[Dataset rows about figures]
— START —

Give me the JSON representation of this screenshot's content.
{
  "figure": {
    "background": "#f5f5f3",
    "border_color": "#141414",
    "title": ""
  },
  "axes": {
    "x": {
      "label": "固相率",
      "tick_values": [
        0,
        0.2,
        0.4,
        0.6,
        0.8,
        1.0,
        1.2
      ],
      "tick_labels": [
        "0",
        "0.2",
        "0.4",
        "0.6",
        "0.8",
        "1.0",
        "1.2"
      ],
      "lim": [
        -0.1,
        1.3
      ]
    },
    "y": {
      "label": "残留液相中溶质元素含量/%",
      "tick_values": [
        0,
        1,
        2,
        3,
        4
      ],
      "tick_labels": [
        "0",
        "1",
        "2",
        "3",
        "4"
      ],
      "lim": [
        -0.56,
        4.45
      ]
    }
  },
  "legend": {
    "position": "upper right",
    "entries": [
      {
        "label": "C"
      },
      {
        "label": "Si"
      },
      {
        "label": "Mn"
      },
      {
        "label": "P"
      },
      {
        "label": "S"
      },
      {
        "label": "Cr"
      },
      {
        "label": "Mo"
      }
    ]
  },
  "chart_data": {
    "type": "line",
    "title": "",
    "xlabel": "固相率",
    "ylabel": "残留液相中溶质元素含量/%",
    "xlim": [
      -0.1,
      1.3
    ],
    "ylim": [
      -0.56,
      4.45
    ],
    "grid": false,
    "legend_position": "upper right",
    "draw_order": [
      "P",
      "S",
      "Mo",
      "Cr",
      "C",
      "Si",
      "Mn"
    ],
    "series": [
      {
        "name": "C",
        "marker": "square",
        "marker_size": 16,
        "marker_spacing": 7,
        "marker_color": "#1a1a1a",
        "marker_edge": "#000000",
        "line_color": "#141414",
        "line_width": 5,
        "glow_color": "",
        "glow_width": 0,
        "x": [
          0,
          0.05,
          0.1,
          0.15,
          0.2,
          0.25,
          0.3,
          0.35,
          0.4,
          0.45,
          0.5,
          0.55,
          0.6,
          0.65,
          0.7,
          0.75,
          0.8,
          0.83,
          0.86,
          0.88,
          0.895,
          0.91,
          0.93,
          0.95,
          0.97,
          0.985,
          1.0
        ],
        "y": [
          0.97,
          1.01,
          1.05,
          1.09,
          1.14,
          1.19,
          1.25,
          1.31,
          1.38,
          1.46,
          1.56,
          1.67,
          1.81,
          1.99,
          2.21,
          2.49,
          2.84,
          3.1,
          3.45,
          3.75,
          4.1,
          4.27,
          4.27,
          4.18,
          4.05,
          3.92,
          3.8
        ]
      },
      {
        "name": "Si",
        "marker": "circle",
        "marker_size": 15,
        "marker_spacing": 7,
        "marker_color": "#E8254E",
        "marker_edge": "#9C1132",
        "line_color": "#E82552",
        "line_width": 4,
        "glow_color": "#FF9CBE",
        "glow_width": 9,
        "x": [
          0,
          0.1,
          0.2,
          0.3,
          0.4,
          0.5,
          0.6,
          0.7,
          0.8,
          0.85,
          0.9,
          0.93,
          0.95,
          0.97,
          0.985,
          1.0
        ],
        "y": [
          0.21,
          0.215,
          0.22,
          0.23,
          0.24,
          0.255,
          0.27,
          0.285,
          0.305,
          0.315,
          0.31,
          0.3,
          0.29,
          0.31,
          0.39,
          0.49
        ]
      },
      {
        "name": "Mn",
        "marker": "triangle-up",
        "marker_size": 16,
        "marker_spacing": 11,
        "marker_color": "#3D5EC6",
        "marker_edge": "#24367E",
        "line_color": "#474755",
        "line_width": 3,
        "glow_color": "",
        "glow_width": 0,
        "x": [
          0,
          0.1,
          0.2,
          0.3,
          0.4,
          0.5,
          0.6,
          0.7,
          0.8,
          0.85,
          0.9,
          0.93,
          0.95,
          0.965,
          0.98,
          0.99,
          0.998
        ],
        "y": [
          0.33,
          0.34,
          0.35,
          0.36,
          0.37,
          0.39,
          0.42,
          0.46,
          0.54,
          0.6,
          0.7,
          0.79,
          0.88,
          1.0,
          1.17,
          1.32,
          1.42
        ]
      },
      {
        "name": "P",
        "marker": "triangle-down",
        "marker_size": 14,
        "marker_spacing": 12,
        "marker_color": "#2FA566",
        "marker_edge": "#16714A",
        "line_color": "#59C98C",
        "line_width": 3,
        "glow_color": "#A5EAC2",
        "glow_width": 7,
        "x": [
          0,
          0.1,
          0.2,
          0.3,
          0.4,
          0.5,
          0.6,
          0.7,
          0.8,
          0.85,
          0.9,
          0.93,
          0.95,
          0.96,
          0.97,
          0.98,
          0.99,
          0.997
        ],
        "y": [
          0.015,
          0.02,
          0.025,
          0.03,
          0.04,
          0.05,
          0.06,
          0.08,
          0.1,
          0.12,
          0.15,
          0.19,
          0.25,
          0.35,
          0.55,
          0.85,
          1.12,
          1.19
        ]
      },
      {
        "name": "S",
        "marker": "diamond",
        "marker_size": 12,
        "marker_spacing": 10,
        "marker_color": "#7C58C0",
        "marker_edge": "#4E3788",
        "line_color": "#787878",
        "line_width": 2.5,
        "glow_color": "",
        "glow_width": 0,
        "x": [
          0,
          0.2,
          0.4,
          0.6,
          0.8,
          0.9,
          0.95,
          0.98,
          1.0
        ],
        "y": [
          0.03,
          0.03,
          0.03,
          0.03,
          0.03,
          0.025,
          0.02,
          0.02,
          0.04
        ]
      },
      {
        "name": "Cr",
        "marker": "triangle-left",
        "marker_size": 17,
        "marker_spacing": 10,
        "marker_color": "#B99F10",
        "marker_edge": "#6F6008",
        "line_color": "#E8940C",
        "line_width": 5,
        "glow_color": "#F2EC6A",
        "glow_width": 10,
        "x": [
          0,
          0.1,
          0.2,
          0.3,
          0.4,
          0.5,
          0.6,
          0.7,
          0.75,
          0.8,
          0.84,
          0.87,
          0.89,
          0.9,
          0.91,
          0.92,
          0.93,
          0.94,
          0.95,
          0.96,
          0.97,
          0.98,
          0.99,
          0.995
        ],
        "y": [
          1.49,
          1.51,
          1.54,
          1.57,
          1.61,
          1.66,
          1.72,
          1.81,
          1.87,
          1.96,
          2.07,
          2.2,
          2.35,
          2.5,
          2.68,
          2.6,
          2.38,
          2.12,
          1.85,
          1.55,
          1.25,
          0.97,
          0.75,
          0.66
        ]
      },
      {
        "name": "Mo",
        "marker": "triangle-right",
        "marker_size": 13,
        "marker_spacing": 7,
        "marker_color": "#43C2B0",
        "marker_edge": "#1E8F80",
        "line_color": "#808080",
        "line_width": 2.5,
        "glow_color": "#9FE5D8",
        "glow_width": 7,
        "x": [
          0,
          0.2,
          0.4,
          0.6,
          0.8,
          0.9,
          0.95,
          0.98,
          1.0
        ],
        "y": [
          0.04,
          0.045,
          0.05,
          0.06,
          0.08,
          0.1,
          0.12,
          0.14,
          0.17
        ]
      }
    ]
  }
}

— END —

**Given request:** Take each line containing the string "right" and copy it out.

**The solution:**
    "position": "upper right",
    "legend_position": "upper right",
        "marker": "triangle-right",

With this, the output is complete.